#### [PROBLEM TO SOLVE]
Transcribe all the entries word for word, omitting any pictures they contain.
___ RECORD EXCERPTS ___
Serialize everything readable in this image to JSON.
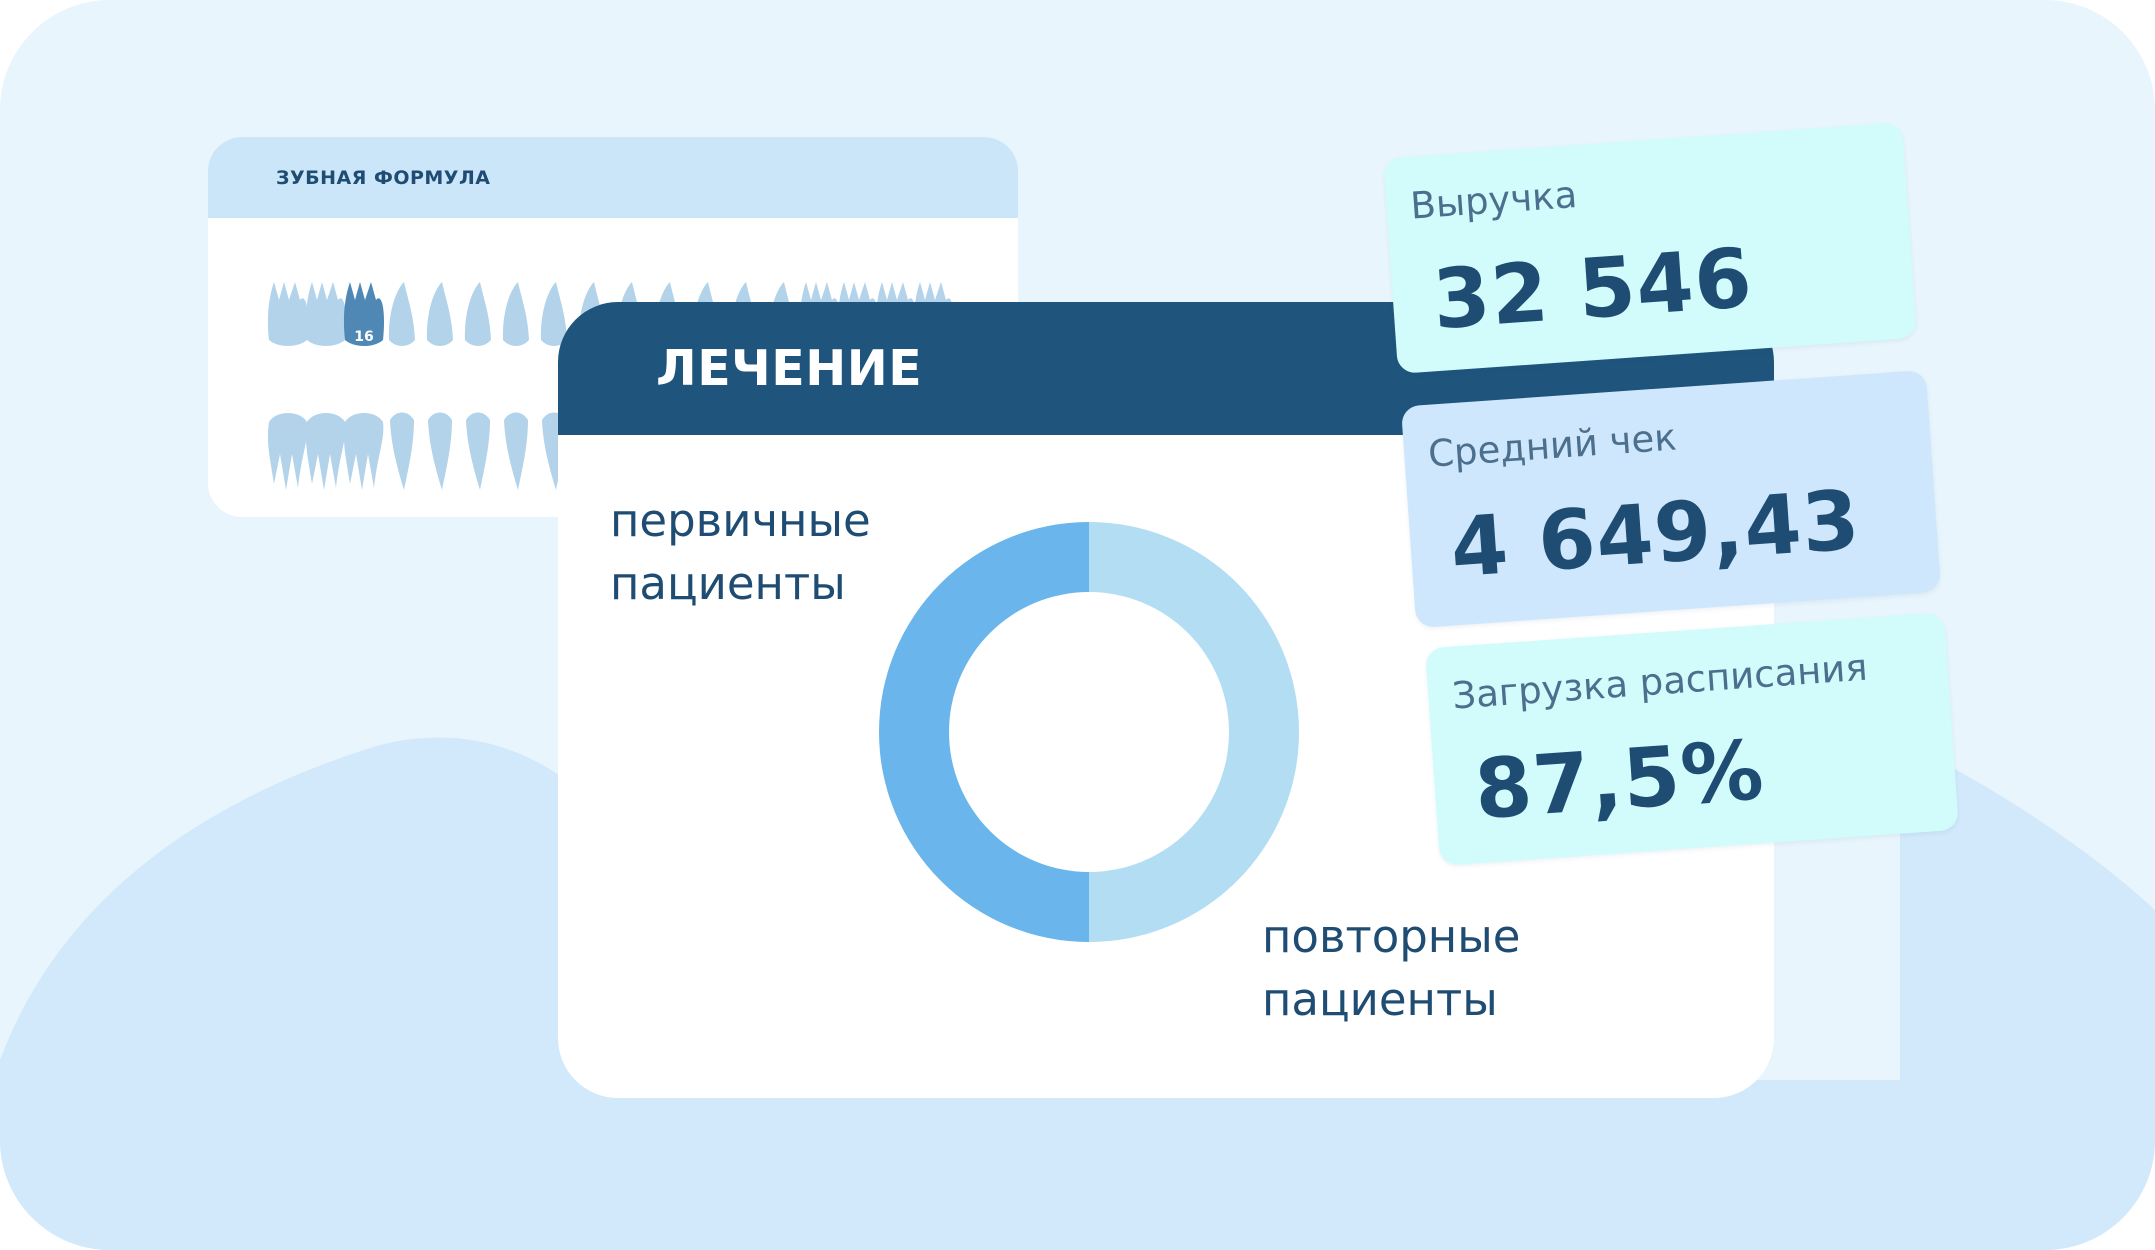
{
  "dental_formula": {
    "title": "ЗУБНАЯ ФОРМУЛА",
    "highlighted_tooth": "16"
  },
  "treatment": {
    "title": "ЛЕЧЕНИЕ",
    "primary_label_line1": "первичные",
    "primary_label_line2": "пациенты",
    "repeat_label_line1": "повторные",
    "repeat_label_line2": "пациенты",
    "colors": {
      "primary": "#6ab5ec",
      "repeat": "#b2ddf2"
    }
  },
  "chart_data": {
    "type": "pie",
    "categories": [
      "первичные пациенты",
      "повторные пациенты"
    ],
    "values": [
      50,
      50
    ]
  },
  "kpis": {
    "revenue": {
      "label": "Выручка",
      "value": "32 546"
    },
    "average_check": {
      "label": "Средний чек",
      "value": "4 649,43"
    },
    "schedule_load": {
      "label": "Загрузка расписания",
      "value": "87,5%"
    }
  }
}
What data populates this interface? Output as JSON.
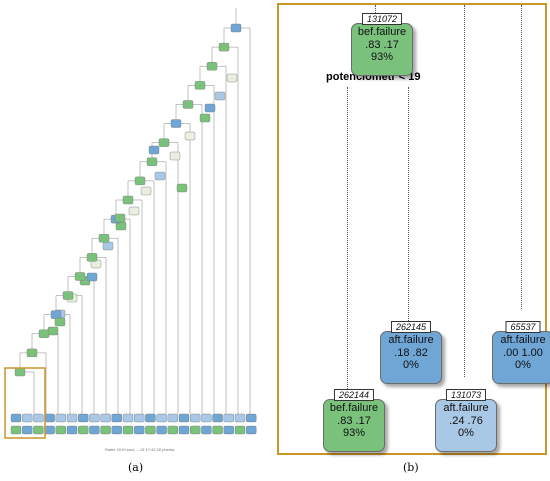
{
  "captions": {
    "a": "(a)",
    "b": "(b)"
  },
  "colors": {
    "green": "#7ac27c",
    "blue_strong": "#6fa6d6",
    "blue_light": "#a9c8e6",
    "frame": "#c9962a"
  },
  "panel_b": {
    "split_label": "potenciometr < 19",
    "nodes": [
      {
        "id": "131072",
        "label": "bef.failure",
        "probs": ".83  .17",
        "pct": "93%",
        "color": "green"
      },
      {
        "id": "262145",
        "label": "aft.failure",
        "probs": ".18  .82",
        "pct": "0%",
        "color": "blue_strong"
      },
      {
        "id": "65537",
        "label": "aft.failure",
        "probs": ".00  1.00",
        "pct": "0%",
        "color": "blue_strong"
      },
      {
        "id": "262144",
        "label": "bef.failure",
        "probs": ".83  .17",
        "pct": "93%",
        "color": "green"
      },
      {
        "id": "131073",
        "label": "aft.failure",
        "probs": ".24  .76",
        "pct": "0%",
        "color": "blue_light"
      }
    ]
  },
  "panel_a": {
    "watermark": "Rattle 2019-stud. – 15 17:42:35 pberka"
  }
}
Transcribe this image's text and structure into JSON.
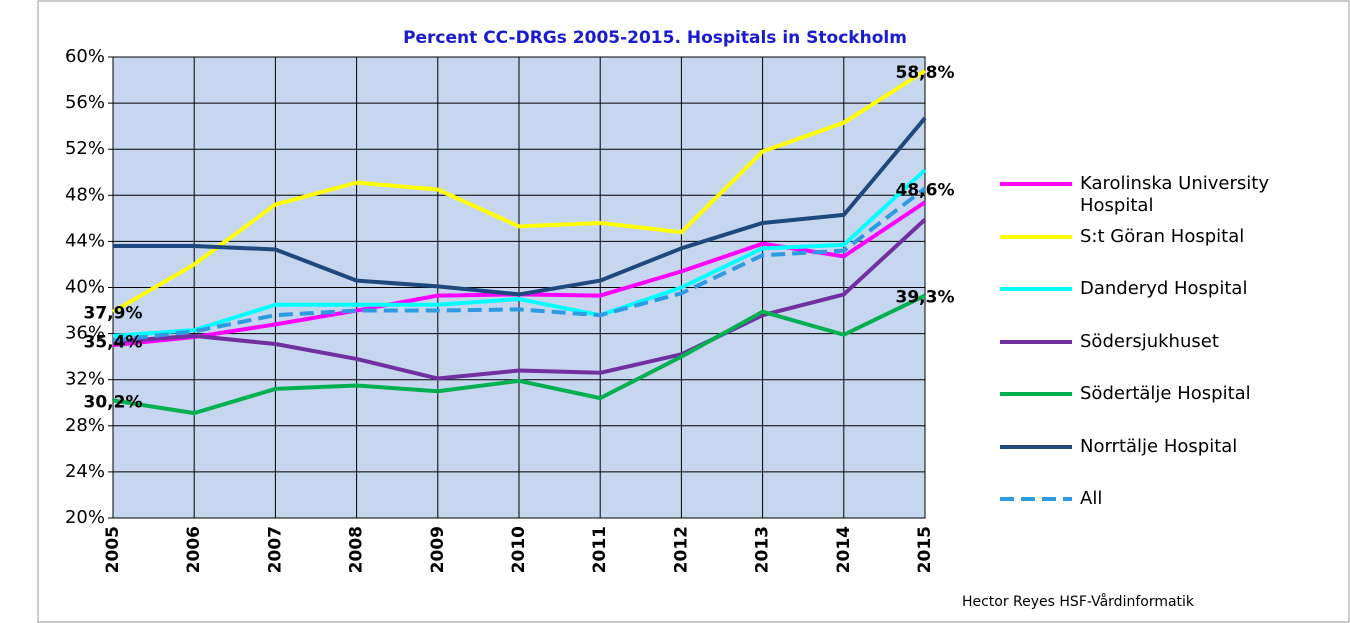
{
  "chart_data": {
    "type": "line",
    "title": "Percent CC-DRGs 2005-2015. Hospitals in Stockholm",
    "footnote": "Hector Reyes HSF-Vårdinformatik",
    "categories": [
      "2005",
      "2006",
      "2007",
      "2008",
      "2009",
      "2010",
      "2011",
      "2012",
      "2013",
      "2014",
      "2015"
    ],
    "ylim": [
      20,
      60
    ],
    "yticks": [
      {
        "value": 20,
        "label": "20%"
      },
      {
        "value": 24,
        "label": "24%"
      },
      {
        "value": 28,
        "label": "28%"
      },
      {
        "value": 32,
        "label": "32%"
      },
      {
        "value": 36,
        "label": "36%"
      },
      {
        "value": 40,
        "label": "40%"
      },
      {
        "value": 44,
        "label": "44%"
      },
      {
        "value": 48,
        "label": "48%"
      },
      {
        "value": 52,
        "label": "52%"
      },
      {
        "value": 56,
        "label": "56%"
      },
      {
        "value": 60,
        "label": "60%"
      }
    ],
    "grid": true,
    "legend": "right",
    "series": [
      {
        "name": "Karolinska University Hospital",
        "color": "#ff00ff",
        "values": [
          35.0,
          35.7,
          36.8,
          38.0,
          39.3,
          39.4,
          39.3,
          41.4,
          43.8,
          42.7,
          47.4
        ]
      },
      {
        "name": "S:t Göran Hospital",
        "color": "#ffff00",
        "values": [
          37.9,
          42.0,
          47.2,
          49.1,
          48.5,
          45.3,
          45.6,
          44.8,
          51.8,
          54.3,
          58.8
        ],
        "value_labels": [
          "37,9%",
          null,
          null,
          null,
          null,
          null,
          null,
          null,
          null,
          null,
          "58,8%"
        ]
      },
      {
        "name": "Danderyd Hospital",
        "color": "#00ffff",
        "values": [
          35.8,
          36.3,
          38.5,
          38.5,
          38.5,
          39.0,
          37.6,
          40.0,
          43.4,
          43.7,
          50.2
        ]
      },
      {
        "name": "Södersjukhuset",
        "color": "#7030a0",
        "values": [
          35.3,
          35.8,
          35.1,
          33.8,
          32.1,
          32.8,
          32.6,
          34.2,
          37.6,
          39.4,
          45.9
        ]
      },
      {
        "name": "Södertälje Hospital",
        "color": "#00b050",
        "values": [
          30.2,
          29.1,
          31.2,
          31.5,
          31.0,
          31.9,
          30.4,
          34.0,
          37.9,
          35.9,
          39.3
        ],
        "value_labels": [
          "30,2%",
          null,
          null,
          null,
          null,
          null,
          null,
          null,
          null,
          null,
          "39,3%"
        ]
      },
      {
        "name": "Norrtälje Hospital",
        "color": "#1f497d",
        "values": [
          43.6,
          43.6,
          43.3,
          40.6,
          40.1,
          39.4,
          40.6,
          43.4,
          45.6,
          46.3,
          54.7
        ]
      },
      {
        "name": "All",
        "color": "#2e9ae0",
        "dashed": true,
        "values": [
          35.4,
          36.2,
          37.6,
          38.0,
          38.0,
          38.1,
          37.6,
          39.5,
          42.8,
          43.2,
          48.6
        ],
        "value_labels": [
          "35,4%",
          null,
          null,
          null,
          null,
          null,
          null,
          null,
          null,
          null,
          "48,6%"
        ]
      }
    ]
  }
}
___
#### [COMPLETE RESPONSE]
Serialize everything readable in this image to JSON.
{
  "dental_formula": {
    "title": "ЗУБНАЯ ФОРМУЛА",
    "highlighted_tooth": "16"
  },
  "treatment": {
    "title": "ЛЕЧЕНИЕ",
    "primary_label_line1": "первичные",
    "primary_label_line2": "пациенты",
    "repeat_label_line1": "повторные",
    "repeat_label_line2": "пациенты",
    "colors": {
      "primary": "#6ab5ec",
      "repeat": "#b2ddf2"
    }
  },
  "chart_data": {
    "type": "pie",
    "categories": [
      "первичные пациенты",
      "повторные пациенты"
    ],
    "values": [
      50,
      50
    ]
  },
  "kpis": {
    "revenue": {
      "label": "Выручка",
      "value": "32 546"
    },
    "average_check": {
      "label": "Средний чек",
      "value": "4 649,43"
    },
    "schedule_load": {
      "label": "Загрузка расписания",
      "value": "87,5%"
    }
  }
}
What data populates this interface? Output as JSON.
{
  "captions": {
    "a": "(a)",
    "b": "(b)"
  },
  "colors": {
    "green": "#7ac27c",
    "blue_strong": "#6fa6d6",
    "blue_light": "#a9c8e6",
    "frame": "#c9962a"
  },
  "panel_b": {
    "split_label": "potenciometr < 19",
    "nodes": [
      {
        "id": "131072",
        "label": "bef.failure",
        "probs": ".83  .17",
        "pct": "93%",
        "color": "green"
      },
      {
        "id": "262145",
        "label": "aft.failure",
        "probs": ".18  .82",
        "pct": "0%",
        "color": "blue_strong"
      },
      {
        "id": "65537",
        "label": "aft.failure",
        "probs": ".00  1.00",
        "pct": "0%",
        "color": "blue_strong"
      },
      {
        "id": "262144",
        "label": "bef.failure",
        "probs": ".83  .17",
        "pct": "93%",
        "color": "green"
      },
      {
        "id": "131073",
        "label": "aft.failure",
        "probs": ".24  .76",
        "pct": "0%",
        "color": "blue_light"
      }
    ]
  },
  "panel_a": {
    "watermark": "Rattle 2019-stud. – 15 17:42:35 pberka"
  }
}
Transcribe this image's text and structure into JSON.
{
  "chart_data": {
    "type": "line",
    "title": "Percent CC-DRGs 2005-2015. Hospitals in Stockholm",
    "footnote": "Hector Reyes HSF-Vårdinformatik",
    "categories": [
      "2005",
      "2006",
      "2007",
      "2008",
      "2009",
      "2010",
      "2011",
      "2012",
      "2013",
      "2014",
      "2015"
    ],
    "ylim": [
      20,
      60
    ],
    "yticks": [
      {
        "value": 20,
        "label": "20%"
      },
      {
        "value": 24,
        "label": "24%"
      },
      {
        "value": 28,
        "label": "28%"
      },
      {
        "value": 32,
        "label": "32%"
      },
      {
        "value": 36,
        "label": "36%"
      },
      {
        "value": 40,
        "label": "40%"
      },
      {
        "value": 44,
        "label": "44%"
      },
      {
        "value": 48,
        "label": "48%"
      },
      {
        "value": 52,
        "label": "52%"
      },
      {
        "value": 56,
        "label": "56%"
      },
      {
        "value": 60,
        "label": "60%"
      }
    ],
    "grid": true,
    "legend": "right",
    "series": [
      {
        "name": "Karolinska University Hospital",
        "color": "#ff00ff",
        "values": [
          35.0,
          35.7,
          36.8,
          38.0,
          39.3,
          39.4,
          39.3,
          41.4,
          43.8,
          42.7,
          47.4
        ]
      },
      {
        "name": "S:t Göran Hospital",
        "color": "#ffff00",
        "values": [
          37.9,
          42.0,
          47.2,
          49.1,
          48.5,
          45.3,
          45.6,
          44.8,
          51.8,
          54.3,
          58.8
        ],
        "value_labels": [
          "37,9%",
          null,
          null,
          null,
          null,
          null,
          null,
          null,
          null,
          null,
          "58,8%"
        ]
      },
      {
        "name": "Danderyd Hospital",
        "color": "#00ffff",
        "values": [
          35.8,
          36.3,
          38.5,
          38.5,
          38.5,
          39.0,
          37.6,
          40.0,
          43.4,
          43.7,
          50.2
        ]
      },
      {
        "name": "Södersjukhuset",
        "color": "#7030a0",
        "values": [
          35.3,
          35.8,
          35.1,
          33.8,
          32.1,
          32.8,
          32.6,
          34.2,
          37.6,
          39.4,
          45.9
        ]
      },
      {
        "name": "Södertälje Hospital",
        "color": "#00b050",
        "values": [
          30.2,
          29.1,
          31.2,
          31.5,
          31.0,
          31.9,
          30.4,
          34.0,
          37.9,
          35.9,
          39.3
        ],
        "value_labels": [
          "30,2%",
          null,
          null,
          null,
          null,
          null,
          null,
          null,
          null,
          null,
          "39,3%"
        ]
      },
      {
        "name": "Norrtälje Hospital",
        "color": "#1f497d",
        "values": [
          43.6,
          43.6,
          43.3,
          40.6,
          40.1,
          39.4,
          40.6,
          43.4,
          45.6,
          46.3,
          54.7
        ]
      },
      {
        "name": "All",
        "color": "#2e9ae0",
        "dashed": true,
        "values": [
          35.4,
          36.2,
          37.6,
          38.0,
          38.0,
          38.1,
          37.6,
          39.5,
          42.8,
          43.2,
          48.6
        ],
        "value_labels": [
          "35,4%",
          null,
          null,
          null,
          null,
          null,
          null,
          null,
          null,
          null,
          "48,6%"
        ]
      }
    ]
  }
}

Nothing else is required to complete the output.